= Directions =
Reproduce the following records line for line, omitting the pictures.

= Data supplied =
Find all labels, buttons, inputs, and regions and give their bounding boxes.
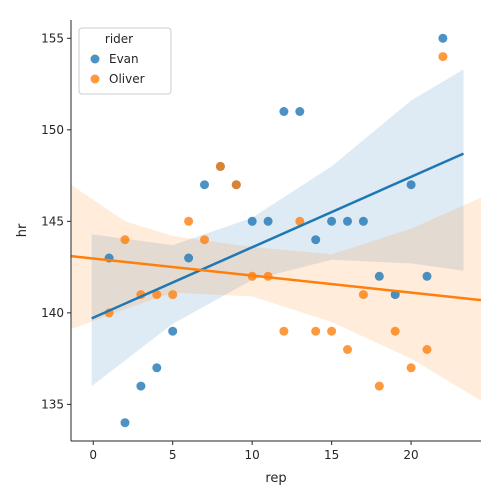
- data-point-evan: [168, 326, 178, 336]
- legend-title: rider: [105, 32, 133, 46]
- y-axis-label: hr: [15, 223, 30, 237]
- y-tick-label: 135: [41, 397, 64, 411]
- regression-lines: [70, 152, 482, 320]
- data-point-evan: [295, 107, 305, 116]
- y-tick-label: 155: [41, 31, 64, 45]
- x-tick-label: 10: [245, 448, 260, 462]
- legend-items: Evan Oliver: [90, 52, 145, 86]
- data-point-evan: [327, 216, 337, 226]
- regression-line-evan: [91, 152, 465, 320]
- data-point-evan: [343, 216, 352, 226]
- data-point-oliver: [231, 180, 241, 190]
- data-point-evan: [247, 216, 257, 226]
- data-point-evan: [184, 253, 194, 263]
- confidence-band-oliver: [71, 184, 481, 401]
- data-point-oliver: [327, 326, 337, 336]
- data-point-oliver: [390, 326, 400, 336]
- y-tick-label: 150: [41, 123, 64, 137]
- confidence-band-evan: [91, 69, 464, 387]
- data-point-oliver: [406, 363, 416, 373]
- data-point-evan: [422, 271, 432, 281]
- x-axis-label: rep: [265, 471, 286, 486]
- data-point-oliver: [215, 161, 225, 171]
- data-point-oliver: [152, 290, 162, 300]
- data-point-evan: [406, 180, 416, 190]
- data-point-oliver: [374, 381, 384, 391]
- data-point-oliver: [438, 52, 448, 62]
- data-point-oliver: [358, 290, 368, 300]
- legend-marker-oliver: [90, 74, 100, 84]
- data-point-oliver: [311, 326, 321, 336]
- regression-line-oliver: [70, 254, 482, 302]
- data-point-evan: [136, 381, 146, 391]
- legend-frame: [78, 27, 172, 95]
- legend-label-oliver: Oliver: [109, 72, 145, 86]
- data-point-evan: [152, 363, 162, 373]
- x-tick-label: 20: [403, 448, 418, 462]
- x-tick-label: 5: [169, 448, 177, 462]
- x-tick-label: 15: [324, 448, 339, 462]
- data-point-evan: [200, 180, 209, 190]
- data-point-evan: [374, 271, 384, 281]
- y-tick-label: 140: [41, 306, 64, 320]
- data-point-oliver: [168, 290, 178, 300]
- data-point-oliver: [279, 326, 289, 336]
- data-point-evan: [120, 418, 130, 428]
- legend: rider Evan Oliver: [78, 27, 172, 95]
- axes: 0 5 10 15 20 135 140 145 150 155: [41, 20, 481, 462]
- confidence-bands: [71, 69, 481, 401]
- data-point-evan: [279, 107, 289, 116]
- data-point-oliver: [120, 235, 130, 245]
- legend-label-evan: Evan: [109, 52, 139, 66]
- data-point-oliver: [422, 345, 432, 354]
- data-point-evan: [311, 235, 321, 245]
- data-point-oliver: [184, 216, 194, 226]
- data-point-oliver: [343, 345, 352, 354]
- data-point-oliver: [200, 235, 209, 245]
- x-tick-label: 0: [89, 448, 97, 462]
- legend-marker-evan: [90, 54, 100, 64]
- data-point-evan: [358, 216, 368, 226]
- y-tick-label: 145: [41, 214, 64, 228]
- data-point-oliver: [295, 216, 305, 226]
- data-point-evan: [263, 216, 273, 226]
- data-point-evan: [438, 33, 448, 43]
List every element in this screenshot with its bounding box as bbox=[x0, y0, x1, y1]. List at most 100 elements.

= Correct response =
Find all labels, buttons, inputs, and regions and give their bounding boxes.
- data-point-evan: [168, 326, 178, 336]
- legend-title: rider: [105, 32, 133, 46]
- y-axis-label: hr: [15, 223, 30, 237]
- y-tick-label: 135: [41, 397, 64, 411]
- regression-lines: [70, 152, 482, 320]
- data-point-evan: [295, 107, 305, 116]
- y-tick-label: 155: [41, 31, 64, 45]
- x-tick-label: 10: [245, 448, 260, 462]
- legend-items: Evan Oliver: [90, 52, 145, 86]
- data-point-evan: [327, 216, 337, 226]
- regression-line-evan: [91, 152, 465, 320]
- data-point-evan: [343, 216, 352, 226]
- data-point-oliver: [231, 180, 241, 190]
- data-point-evan: [247, 216, 257, 226]
- data-point-evan: [184, 253, 194, 263]
- confidence-band-oliver: [71, 184, 481, 401]
- data-point-oliver: [327, 326, 337, 336]
- data-point-oliver: [390, 326, 400, 336]
- y-tick-label: 150: [41, 123, 64, 137]
- confidence-band-evan: [91, 69, 464, 387]
- data-point-oliver: [406, 363, 416, 373]
- data-point-evan: [422, 271, 432, 281]
- x-axis-label: rep: [265, 471, 286, 486]
- data-point-oliver: [215, 161, 225, 171]
- data-point-oliver: [152, 290, 162, 300]
- data-point-evan: [406, 180, 416, 190]
- data-point-oliver: [374, 381, 384, 391]
- data-point-oliver: [438, 52, 448, 62]
- data-point-oliver: [358, 290, 368, 300]
- legend-marker-oliver: [90, 74, 100, 84]
- data-point-oliver: [311, 326, 321, 336]
- regression-line-oliver: [70, 254, 482, 302]
- data-point-evan: [136, 381, 146, 391]
- legend-frame: [78, 27, 172, 95]
- legend-label-oliver: Oliver: [109, 72, 145, 86]
- data-point-evan: [152, 363, 162, 373]
- x-tick-label: 20: [403, 448, 418, 462]
- x-tick-label: 5: [169, 448, 177, 462]
- x-tick-label: 15: [324, 448, 339, 462]
- data-point-evan: [200, 180, 209, 190]
- data-point-evan: [374, 271, 384, 281]
- y-tick-label: 140: [41, 306, 64, 320]
- data-point-oliver: [168, 290, 178, 300]
- data-point-oliver: [279, 326, 289, 336]
- data-point-evan: [120, 418, 130, 428]
- legend: rider Evan Oliver: [78, 27, 172, 95]
- axes: 0 5 10 15 20 135 140 145 150 155: [41, 20, 481, 462]
- confidence-bands: [71, 69, 481, 401]
- data-point-evan: [279, 107, 289, 116]
- data-point-oliver: [120, 235, 130, 245]
- legend-label-evan: Evan: [109, 52, 139, 66]
- data-point-oliver: [422, 345, 432, 354]
- data-point-evan: [311, 235, 321, 245]
- data-point-oliver: [184, 216, 194, 226]
- data-point-oliver: [343, 345, 352, 354]
- data-point-oliver: [200, 235, 209, 245]
- x-tick-label: 0: [89, 448, 97, 462]
- legend-marker-evan: [90, 54, 100, 64]
- data-point-evan: [358, 216, 368, 226]
- y-tick-label: 145: [41, 214, 64, 228]
- data-point-oliver: [295, 216, 305, 226]
- data-point-evan: [263, 216, 273, 226]
- data-point-evan: [438, 33, 448, 43]
List every element in this screenshot with its bounding box as bbox=[x0, y0, x1, y1]. List at most 100 elements.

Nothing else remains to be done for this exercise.